▶ [WRITTEN PROBLEM]:
Go through the material below and copy each line where the word "Sugar" appears.

>> start PROVIDED MATERIAL

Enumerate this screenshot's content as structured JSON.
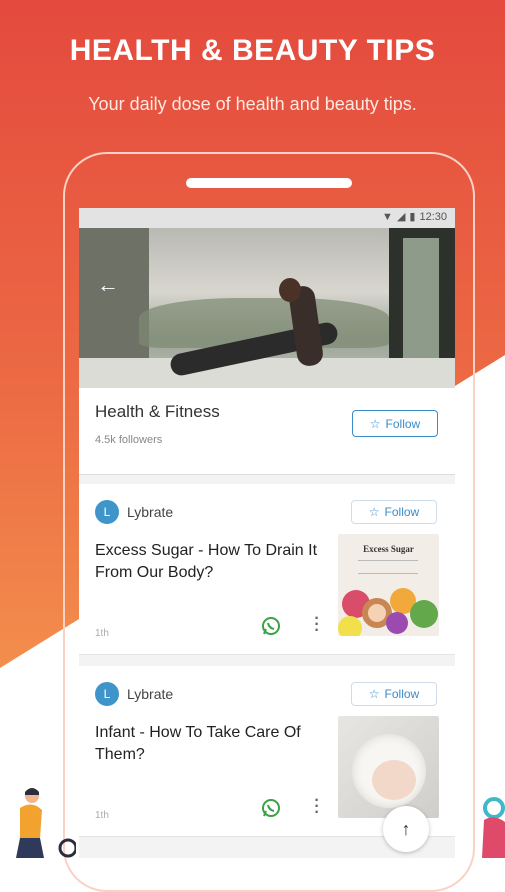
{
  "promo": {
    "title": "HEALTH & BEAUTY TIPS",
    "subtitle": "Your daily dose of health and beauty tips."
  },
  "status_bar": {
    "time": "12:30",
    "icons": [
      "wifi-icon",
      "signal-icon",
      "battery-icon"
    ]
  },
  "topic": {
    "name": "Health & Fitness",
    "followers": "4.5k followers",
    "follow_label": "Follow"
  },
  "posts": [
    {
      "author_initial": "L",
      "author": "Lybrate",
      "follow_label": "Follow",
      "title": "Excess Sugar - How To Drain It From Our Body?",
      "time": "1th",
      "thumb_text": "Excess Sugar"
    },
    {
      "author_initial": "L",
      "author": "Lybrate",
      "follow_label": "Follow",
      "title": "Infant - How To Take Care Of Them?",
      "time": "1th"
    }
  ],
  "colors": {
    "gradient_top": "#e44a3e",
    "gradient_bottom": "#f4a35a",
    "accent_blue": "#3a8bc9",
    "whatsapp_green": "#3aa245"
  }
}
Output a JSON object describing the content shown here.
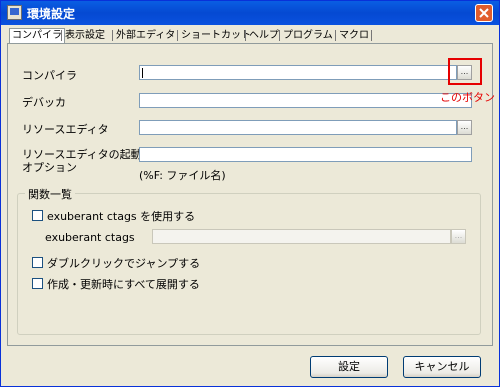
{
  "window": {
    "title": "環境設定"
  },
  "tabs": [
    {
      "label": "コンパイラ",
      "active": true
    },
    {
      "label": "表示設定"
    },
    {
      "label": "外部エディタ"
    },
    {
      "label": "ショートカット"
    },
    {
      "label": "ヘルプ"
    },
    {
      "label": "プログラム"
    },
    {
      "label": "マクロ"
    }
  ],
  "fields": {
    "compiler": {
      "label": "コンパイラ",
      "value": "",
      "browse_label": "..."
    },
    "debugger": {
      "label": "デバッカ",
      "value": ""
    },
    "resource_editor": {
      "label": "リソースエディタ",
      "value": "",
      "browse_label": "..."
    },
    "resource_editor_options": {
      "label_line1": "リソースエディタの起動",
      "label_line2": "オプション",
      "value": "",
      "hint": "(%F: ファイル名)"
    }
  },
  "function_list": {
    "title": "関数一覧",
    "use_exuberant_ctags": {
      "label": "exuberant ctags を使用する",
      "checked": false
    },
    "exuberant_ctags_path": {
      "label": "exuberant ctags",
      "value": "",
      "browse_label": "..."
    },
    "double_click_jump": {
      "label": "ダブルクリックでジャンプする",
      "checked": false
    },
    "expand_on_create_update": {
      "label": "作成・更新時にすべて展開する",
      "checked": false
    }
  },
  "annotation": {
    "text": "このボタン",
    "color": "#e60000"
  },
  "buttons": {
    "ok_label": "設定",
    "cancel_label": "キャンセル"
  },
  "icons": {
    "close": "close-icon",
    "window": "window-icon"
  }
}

>> end PROVIDED MATERIAL
>> start PROVIDED MATERIAL

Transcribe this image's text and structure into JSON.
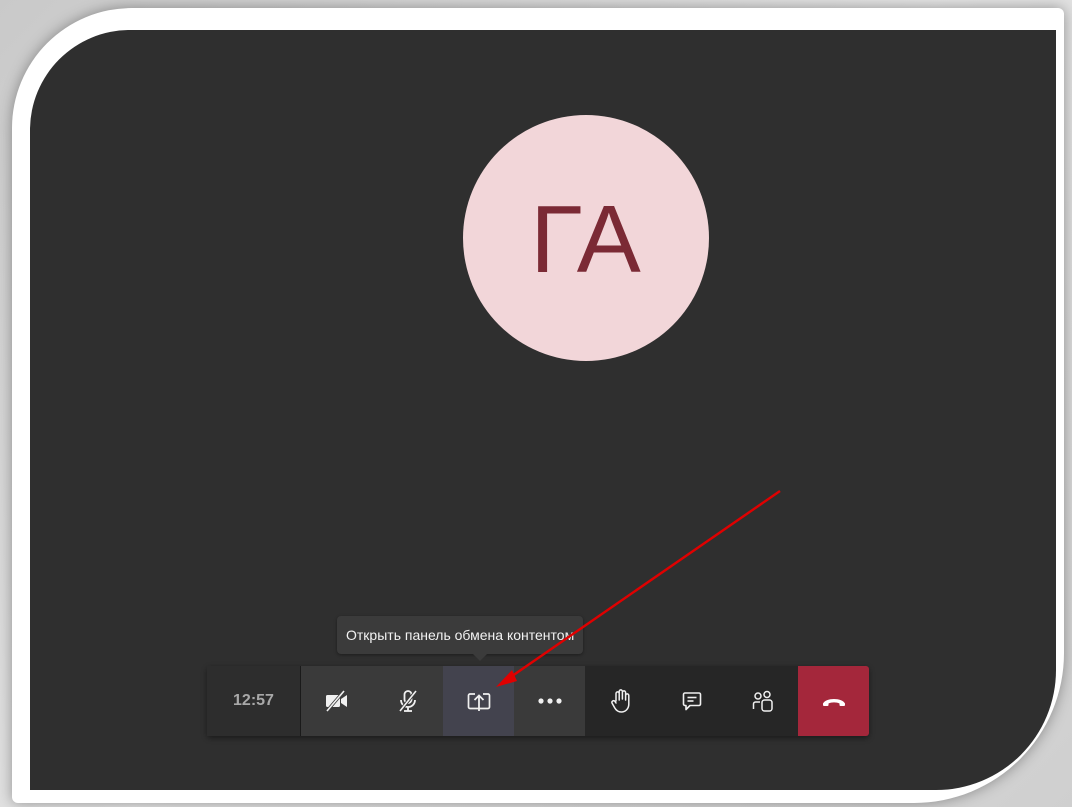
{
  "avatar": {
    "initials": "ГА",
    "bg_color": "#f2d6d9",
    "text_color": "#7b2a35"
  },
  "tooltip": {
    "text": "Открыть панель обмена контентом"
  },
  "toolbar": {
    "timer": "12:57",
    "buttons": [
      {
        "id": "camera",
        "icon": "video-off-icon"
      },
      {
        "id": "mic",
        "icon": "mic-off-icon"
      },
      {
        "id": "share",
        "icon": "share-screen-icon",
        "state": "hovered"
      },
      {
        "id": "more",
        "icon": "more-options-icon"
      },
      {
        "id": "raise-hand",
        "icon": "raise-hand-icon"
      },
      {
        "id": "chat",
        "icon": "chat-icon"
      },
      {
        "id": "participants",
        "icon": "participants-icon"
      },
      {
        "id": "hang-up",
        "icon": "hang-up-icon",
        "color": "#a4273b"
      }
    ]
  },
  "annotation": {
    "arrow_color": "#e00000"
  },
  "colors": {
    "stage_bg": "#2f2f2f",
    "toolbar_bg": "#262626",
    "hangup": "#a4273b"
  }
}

>> end PROVIDED MATERIAL

▶ [WORKED ANSWER]:
      "title": "Excess Sugar - How To Drain It From Our Body?",
      "thumb_text": "Excess Sugar"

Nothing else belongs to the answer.